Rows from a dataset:
========================

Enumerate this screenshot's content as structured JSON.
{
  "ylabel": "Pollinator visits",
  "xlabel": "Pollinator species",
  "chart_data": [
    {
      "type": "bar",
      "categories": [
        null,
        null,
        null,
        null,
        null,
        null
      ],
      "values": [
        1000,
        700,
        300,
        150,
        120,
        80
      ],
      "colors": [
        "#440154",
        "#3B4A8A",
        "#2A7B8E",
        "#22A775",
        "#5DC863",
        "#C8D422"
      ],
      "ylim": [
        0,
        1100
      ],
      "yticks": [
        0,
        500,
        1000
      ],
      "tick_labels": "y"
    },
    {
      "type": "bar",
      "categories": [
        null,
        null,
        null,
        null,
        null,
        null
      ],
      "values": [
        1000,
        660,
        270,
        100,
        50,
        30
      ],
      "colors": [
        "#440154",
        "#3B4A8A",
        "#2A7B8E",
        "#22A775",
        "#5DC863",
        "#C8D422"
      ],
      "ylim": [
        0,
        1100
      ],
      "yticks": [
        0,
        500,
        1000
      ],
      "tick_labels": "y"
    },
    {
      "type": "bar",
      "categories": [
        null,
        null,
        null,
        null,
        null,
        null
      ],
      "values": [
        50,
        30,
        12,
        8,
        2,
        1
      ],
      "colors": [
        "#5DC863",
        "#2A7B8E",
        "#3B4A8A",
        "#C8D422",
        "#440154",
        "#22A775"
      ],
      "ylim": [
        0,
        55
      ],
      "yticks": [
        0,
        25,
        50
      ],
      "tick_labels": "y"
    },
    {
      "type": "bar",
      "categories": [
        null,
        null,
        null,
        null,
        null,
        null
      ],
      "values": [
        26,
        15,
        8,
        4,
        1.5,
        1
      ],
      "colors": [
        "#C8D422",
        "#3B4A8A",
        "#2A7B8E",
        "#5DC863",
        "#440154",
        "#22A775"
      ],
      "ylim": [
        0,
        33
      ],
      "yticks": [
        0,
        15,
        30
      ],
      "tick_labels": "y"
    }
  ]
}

========================

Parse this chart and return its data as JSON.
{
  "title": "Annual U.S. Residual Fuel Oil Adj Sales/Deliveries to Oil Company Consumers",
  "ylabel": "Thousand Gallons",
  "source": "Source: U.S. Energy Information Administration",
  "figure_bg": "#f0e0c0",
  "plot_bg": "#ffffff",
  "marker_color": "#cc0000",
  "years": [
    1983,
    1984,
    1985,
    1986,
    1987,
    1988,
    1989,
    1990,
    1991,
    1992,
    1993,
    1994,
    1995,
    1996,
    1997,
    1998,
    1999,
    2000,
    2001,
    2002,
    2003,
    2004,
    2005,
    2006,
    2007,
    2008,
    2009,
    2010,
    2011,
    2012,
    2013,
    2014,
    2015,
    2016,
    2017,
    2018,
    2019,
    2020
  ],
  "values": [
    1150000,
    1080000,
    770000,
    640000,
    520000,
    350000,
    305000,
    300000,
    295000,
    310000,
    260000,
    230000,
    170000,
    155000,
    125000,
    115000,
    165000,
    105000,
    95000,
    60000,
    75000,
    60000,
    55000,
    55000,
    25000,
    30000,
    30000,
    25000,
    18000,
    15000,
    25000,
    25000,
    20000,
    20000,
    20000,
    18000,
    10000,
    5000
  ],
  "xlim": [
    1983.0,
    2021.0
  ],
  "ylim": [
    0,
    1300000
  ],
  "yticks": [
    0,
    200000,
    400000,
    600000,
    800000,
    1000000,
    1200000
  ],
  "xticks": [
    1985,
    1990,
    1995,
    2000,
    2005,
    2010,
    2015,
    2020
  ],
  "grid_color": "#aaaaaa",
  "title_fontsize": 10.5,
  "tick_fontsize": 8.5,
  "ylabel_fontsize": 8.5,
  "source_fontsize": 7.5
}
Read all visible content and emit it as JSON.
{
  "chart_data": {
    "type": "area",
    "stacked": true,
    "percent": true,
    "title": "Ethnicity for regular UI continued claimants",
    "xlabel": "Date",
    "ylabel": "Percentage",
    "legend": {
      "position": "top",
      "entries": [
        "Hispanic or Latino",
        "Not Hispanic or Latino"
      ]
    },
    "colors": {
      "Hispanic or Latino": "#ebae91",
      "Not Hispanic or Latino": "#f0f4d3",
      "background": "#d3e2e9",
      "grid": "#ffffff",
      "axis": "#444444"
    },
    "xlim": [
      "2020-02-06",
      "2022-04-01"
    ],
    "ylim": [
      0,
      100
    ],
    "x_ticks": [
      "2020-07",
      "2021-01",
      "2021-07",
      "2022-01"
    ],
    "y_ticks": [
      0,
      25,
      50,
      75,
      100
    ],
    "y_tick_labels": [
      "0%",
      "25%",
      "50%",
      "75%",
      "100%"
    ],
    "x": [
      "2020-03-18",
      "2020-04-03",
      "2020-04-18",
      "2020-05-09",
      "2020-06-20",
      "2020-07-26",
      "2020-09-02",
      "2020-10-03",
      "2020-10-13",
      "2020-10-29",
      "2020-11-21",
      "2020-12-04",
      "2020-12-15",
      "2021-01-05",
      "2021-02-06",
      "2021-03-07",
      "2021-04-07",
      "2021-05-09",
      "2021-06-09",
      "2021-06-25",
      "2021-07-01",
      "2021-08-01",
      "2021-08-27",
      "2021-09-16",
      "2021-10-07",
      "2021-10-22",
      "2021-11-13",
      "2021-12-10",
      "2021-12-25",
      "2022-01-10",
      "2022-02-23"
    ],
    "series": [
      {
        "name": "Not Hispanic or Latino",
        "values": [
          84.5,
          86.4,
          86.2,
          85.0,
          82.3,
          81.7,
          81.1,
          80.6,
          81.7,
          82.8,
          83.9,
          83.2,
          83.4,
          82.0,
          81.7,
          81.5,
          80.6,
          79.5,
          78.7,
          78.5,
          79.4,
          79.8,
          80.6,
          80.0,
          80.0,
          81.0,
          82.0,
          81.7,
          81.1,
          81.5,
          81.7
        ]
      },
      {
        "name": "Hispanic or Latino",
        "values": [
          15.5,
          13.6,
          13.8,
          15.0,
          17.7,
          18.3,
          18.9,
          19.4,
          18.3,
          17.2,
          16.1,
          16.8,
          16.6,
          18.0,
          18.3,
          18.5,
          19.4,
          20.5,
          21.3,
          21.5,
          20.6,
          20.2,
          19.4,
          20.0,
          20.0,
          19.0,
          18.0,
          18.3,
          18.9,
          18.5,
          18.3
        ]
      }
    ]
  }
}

========================

= Task requirements =
Pick out every line with the string "name" and copy it.

= Result of the task =
        "name": "Not Hispanic or Latino",
        "name": "Hispanic or Latino",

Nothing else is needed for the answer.